- Supplied data:

====================

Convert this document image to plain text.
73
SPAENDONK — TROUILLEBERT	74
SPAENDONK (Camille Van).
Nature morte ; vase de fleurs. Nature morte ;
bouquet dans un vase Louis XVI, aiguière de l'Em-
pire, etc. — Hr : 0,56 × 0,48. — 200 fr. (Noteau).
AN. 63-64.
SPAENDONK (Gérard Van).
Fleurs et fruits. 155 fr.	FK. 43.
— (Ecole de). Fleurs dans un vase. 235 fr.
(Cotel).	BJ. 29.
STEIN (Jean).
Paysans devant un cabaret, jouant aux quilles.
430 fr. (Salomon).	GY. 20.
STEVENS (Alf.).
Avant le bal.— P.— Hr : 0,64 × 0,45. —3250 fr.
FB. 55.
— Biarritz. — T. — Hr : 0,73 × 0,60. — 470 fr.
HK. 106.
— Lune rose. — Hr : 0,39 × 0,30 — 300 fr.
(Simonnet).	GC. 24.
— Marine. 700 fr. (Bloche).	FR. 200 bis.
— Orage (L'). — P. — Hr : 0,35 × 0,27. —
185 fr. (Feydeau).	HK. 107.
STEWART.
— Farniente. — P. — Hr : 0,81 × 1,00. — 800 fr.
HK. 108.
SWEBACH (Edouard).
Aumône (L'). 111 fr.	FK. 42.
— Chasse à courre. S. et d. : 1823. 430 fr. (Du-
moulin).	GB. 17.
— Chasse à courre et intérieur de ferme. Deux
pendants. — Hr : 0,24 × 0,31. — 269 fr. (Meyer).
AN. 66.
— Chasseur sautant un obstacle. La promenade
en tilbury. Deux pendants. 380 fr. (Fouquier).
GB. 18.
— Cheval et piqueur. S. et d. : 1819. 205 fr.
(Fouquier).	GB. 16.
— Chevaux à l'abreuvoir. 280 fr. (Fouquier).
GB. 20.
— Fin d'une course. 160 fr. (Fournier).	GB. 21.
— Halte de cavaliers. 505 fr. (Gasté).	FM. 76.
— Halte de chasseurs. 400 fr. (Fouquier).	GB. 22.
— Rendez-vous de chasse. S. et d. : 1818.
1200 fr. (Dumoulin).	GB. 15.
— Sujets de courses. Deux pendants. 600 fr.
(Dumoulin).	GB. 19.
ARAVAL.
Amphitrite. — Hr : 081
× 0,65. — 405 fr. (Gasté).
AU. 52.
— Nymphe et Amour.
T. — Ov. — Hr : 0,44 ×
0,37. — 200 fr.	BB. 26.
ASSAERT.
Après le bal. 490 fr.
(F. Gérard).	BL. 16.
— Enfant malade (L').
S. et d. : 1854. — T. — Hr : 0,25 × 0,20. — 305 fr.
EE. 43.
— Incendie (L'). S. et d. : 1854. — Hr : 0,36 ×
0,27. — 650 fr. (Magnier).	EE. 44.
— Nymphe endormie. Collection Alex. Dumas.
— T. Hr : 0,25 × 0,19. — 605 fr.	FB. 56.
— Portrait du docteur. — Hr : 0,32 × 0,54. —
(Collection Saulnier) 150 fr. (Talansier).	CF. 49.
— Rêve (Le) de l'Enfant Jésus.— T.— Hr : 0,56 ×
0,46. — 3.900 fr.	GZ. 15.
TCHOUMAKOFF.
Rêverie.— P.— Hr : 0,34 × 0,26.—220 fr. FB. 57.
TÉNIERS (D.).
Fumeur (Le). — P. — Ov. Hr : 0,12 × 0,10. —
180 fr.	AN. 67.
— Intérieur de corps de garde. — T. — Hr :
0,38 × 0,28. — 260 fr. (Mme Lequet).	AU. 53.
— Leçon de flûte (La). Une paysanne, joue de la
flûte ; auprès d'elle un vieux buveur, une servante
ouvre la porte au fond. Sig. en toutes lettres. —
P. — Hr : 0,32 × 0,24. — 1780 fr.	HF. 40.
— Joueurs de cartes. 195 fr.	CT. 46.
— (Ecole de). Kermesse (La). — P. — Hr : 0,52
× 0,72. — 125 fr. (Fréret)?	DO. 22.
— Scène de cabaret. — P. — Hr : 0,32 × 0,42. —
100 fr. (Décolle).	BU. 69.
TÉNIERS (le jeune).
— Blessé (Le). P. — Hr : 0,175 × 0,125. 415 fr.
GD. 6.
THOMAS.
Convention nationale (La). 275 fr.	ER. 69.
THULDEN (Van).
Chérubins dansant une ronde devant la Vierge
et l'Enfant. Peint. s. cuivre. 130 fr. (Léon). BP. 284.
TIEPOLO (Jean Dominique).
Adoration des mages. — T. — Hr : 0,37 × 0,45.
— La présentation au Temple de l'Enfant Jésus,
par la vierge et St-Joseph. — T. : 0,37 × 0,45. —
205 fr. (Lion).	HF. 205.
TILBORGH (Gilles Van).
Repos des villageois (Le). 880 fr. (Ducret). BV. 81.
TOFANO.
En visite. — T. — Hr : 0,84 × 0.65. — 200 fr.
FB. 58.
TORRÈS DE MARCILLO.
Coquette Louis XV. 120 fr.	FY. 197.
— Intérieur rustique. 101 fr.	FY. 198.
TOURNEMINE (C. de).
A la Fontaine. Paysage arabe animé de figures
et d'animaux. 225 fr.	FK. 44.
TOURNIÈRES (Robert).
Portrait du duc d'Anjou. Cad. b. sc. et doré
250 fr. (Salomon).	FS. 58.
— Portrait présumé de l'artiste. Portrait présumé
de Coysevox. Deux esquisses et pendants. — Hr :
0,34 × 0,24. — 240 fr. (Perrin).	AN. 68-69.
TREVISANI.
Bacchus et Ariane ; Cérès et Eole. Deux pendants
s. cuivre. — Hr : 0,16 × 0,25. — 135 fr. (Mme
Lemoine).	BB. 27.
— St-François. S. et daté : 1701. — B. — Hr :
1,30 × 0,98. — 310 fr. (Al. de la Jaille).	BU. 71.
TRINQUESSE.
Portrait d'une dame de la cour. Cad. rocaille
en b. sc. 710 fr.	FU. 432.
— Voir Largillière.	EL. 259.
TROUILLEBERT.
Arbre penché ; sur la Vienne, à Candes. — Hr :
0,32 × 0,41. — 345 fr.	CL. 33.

====================

Output the records above in their entirety, exactly.

- Reply:
Convert this document image to plain text.
73
SPAENDONK — TROUILLEBERT	74
SPAENDONK (Camille Van).
Nature morte ; vase de fleurs. Nature morte ;
bouquet dans un vase Louis XVI, aiguière de l'Em-
pire, etc. — Hr : 0,56 × 0,48. — 200 fr. (Noteau).
AN. 63-64.
SPAENDONK (Gérard Van).
Fleurs et fruits. 155 fr.	FK. 43.
— (Ecole de). Fleurs dans un vase. 235 fr.
(Cotel).	BJ. 29.
STEIN (Jean).
Paysans devant un cabaret, jouant aux quilles.
430 fr. (Salomon).	GY. 20.
STEVENS (Alf.).
Avant le bal.— P.— Hr : 0,64 × 0,45. —3250 fr.
FB. 55.
— Biarritz. — T. — Hr : 0,73 × 0,60. — 470 fr.
HK. 106.
— Lune rose. — Hr : 0,39 × 0,30 — 300 fr.
(Simonnet).	GC. 24.
— Marine. 700 fr. (Bloche).	FR. 200 bis.
— Orage (L'). — P. — Hr : 0,35 × 0,27. —
185 fr. (Feydeau).	HK. 107.
STEWART.
— Farniente. — P. — Hr : 0,81 × 1,00. — 800 fr.
HK. 108.
SWEBACH (Edouard).
Aumône (L'). 111 fr.	FK. 42.
— Chasse à courre. S. et d. : 1823. 430 fr. (Du-
moulin).	GB. 17.
— Chasse à courre et intérieur de ferme. Deux
pendants. — Hr : 0,24 × 0,31. — 269 fr. (Meyer).
AN. 66.
— Chasseur sautant un obstacle. La promenade
en tilbury. Deux pendants. 380 fr. (Fouquier).
GB. 18.
— Cheval et piqueur. S. et d. : 1819. 205 fr.
(Fouquier).	GB. 16.
— Chevaux à l'abreuvoir. 280 fr. (Fouquier).
GB. 20.
— Fin d'une course. 160 fr. (Fournier).	GB. 21.
— Halte de cavaliers. 505 fr. (Gasté).	FM. 76.
— Halte de chasseurs. 400 fr. (Fouquier).	GB. 22.
— Rendez-vous de chasse. S. et d. : 1818.
1200 fr. (Dumoulin).	GB. 15.
— Sujets de courses. Deux pendants. 600 fr.
(Dumoulin).	GB. 19.
ARAVAL.
Amphitrite. — Hr : 081
× 0,65. — 405 fr. (Gasté).
AU. 52.
— Nymphe et Amour.
T. — Ov. — Hr : 0,44 ×
0,37. — 200 fr.	BB. 26.
ASSAERT.
Après le bal. 490 fr.
(F. Gérard).	BL. 16.
— Enfant malade (L').
S. et d. : 1854. — T. — Hr : 0,25 × 0,20. — 305 fr.
EE. 43.
— Incendie (L'). S. et d. : 1854. — Hr : 0,36 ×
0,27. — 650 fr. (Magnier).	EE. 44.
— Nymphe endormie. Collection Alex. Dumas.
— T. Hr : 0,25 × 0,19. — 605 fr.	FB. 56.
— Portrait du docteur. — Hr : 0,32 × 0,54. —
(Collection Saulnier) 150 fr. (Talansier).	CF. 49.
— Rêve (Le) de l'Enfant Jésus.— T.— Hr : 0,56 ×
0,46. — 3.900 fr.	GZ. 15.
TCHOUMAKOFF.
Rêverie.— P.— Hr : 0,34 × 0,26.—220 fr. FB. 57.
TÉNIERS (D.).
Fumeur (Le). — P. — Ov. Hr : 0,12 × 0,10. —
180 fr.	AN. 67.
— Intérieur de corps de garde. — T. — Hr :
0,38 × 0,28. — 260 fr. (Mme Lequet).	AU. 53.
— Leçon de flûte (La). Une paysanne, joue de la
flûte ; auprès d'elle un vieux buveur, une servante
ouvre la porte au fond. Sig. en toutes lettres. —
P. — Hr : 0,32 × 0,24. — 1780 fr.	HF. 40.
— Joueurs de cartes. 195 fr.	CT. 46.
— (Ecole de). Kermesse (La). — P. — Hr : 0,52
× 0,72. — 125 fr. (Fréret)?	DO. 22.
— Scène de cabaret. — P. — Hr : 0,32 × 0,42. —
100 fr. (Décolle).	BU. 69.
TÉNIERS (le jeune).
— Blessé (Le). P. — Hr : 0,175 × 0,125. 415 fr.
GD. 6.
THOMAS.
Convention nationale (La). 275 fr.	ER. 69.
THULDEN (Van).
Chérubins dansant une ronde devant la Vierge
et l'Enfant. Peint. s. cuivre. 130 fr. (Léon). BP. 284.
TIEPOLO (Jean Dominique).
Adoration des mages. — T. — Hr : 0,37 × 0,45.
— La présentation au Temple de l'Enfant Jésus,
par la vierge et St-Joseph. — T. : 0,37 × 0,45. —
205 fr. (Lion).	HF. 205.
TILBORGH (Gilles Van).
Repos des villageois (Le). 880 fr. (Ducret). BV. 81.
TOFANO.
En visite. — T. — Hr : 0,84 × 0.65. — 200 fr.
FB. 58.
TORRÈS DE MARCILLO.
Coquette Louis XV. 120 fr.	FY. 197.
— Intérieur rustique. 101 fr.	FY. 198.
TOURNEMINE (C. de).
A la Fontaine. Paysage arabe animé de figures
et d'animaux. 225 fr.	FK. 44.
TOURNIÈRES (Robert).
Portrait du duc d'Anjou. Cad. b. sc. et doré
250 fr. (Salomon).	FS. 58.
— Portrait présumé de l'artiste. Portrait présumé
de Coysevox. Deux esquisses et pendants. — Hr :
0,34 × 0,24. — 240 fr. (Perrin).	AN. 68-69.
TREVISANI.
Bacchus et Ariane ; Cérès et Eole. Deux pendants
s. cuivre. — Hr : 0,16 × 0,25. — 135 fr. (Mme
Lemoine).	BB. 27.
— St-François. S. et daté : 1701. — B. — Hr :
1,30 × 0,98. — 310 fr. (Al. de la Jaille).	BU. 71.
TRINQUESSE.
Portrait d'une dame de la cour. Cad. rocaille
en b. sc. 710 fr.	FU. 432.
— Voir Largillière.	EL. 259.
TROUILLEBERT.
Arbre penché ; sur la Vienne, à Candes. — Hr :
0,32 × 0,41. — 345 fr.	CL. 33.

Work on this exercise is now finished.